— BEGIN —

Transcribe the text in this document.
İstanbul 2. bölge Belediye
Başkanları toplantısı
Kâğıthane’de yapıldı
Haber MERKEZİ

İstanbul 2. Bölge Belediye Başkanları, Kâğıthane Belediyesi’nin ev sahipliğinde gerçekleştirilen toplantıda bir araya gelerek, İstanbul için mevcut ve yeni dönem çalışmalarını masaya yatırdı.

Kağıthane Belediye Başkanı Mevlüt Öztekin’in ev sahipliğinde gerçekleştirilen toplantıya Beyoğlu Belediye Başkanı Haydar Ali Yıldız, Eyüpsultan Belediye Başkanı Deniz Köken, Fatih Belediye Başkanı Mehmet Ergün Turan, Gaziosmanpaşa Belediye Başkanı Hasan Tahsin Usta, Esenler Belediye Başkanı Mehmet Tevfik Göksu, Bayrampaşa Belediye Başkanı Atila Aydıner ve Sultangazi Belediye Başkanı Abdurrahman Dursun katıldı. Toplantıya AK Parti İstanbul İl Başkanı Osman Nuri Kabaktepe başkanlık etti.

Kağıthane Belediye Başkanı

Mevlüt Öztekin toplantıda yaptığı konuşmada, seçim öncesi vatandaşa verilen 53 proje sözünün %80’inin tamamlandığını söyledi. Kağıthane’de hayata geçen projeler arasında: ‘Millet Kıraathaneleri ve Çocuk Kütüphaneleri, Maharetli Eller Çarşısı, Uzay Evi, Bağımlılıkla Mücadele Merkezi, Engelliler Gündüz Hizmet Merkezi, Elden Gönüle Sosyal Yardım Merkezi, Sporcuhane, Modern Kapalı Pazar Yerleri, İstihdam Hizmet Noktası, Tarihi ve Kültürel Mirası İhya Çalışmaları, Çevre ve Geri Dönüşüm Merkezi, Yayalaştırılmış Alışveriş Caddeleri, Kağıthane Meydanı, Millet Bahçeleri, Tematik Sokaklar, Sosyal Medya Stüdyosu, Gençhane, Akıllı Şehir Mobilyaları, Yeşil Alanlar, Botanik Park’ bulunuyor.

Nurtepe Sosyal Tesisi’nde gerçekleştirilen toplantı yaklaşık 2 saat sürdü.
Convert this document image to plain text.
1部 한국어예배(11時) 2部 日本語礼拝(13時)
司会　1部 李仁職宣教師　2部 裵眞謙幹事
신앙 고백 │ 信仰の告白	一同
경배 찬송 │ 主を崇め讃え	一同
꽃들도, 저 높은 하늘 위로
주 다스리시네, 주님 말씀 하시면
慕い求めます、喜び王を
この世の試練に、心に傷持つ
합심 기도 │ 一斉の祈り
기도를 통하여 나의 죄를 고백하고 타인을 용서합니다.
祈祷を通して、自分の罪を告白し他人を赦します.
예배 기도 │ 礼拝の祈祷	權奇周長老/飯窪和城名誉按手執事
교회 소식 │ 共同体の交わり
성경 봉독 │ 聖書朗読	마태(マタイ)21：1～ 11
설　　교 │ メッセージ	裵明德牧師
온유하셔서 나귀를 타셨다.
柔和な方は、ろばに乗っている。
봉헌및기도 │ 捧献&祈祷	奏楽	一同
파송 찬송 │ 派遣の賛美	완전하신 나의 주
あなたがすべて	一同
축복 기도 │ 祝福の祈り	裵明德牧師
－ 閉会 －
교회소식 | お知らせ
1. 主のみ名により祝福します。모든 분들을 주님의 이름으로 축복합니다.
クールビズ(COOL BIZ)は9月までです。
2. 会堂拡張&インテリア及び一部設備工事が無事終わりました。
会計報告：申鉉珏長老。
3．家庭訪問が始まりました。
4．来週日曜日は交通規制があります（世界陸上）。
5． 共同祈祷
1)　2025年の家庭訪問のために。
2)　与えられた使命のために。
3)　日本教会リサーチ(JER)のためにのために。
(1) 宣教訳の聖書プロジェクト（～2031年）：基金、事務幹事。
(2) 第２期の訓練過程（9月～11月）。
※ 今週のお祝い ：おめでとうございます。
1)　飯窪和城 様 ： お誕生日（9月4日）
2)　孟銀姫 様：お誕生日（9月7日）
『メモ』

— END —

Show every line in the records above that contains the word "Kâğıthane".

• _TASK ANSWER_:
Kâğıthane’de yapıldı
İstanbul 2. Bölge Belediye Başkanları, Kâğıthane Belediyesi’nin ev sahipliğinde gerçekleştirilen toplantıda bir araya gelerek, İstanbul için mevcut ve yeni dönem çalışmalarını masaya yatırdı.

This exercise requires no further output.